**PROVIDED RECORDS**.
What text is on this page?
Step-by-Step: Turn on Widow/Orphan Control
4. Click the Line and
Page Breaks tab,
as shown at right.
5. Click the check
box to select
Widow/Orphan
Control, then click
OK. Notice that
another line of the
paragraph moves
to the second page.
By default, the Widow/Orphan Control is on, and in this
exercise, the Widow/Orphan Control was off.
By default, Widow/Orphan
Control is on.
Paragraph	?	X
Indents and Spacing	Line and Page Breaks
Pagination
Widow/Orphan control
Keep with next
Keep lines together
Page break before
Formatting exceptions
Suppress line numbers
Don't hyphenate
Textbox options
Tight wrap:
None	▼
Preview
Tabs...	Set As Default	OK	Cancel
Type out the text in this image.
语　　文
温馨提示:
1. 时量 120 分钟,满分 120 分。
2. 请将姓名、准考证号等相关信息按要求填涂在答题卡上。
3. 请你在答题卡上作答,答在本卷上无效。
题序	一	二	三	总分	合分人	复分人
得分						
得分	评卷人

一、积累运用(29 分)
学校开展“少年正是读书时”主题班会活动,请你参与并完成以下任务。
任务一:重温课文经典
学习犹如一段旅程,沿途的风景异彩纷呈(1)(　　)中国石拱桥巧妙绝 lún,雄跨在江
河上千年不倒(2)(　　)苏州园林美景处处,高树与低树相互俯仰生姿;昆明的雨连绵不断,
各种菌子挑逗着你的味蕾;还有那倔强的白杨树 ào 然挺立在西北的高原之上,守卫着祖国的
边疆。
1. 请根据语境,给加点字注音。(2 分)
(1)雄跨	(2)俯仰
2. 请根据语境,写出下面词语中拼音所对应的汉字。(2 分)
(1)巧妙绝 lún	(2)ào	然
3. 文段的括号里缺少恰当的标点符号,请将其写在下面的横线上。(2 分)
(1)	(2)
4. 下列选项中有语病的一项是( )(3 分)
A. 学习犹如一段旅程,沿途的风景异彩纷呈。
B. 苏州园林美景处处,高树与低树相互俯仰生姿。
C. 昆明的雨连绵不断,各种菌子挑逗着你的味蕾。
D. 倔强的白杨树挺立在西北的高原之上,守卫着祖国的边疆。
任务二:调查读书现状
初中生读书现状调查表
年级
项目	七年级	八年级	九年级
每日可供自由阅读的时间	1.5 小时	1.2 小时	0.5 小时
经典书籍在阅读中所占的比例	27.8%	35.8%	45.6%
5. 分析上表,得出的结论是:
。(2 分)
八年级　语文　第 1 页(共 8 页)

--

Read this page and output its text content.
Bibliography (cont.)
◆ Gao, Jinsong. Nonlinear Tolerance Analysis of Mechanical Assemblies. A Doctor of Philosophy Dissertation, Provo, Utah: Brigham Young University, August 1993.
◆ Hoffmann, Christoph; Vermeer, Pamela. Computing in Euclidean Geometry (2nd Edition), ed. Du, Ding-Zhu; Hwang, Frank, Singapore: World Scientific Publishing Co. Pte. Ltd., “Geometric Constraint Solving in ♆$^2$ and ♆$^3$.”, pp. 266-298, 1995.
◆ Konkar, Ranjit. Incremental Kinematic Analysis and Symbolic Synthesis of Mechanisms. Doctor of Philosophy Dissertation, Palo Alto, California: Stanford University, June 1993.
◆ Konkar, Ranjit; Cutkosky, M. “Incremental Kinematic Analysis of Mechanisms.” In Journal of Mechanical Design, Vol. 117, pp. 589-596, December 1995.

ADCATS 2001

**EXERCISE DETAILS**. Sift through the entries and copy every line with "苏州园林美景处处".

**THE RESULT**.
河上千年不倒(2)(　　)苏州园林美景处处,高树与低树相互俯仰生姿;昆明的雨连绵不断,
B. 苏州园林美景处处,高树与低树相互俯仰生姿。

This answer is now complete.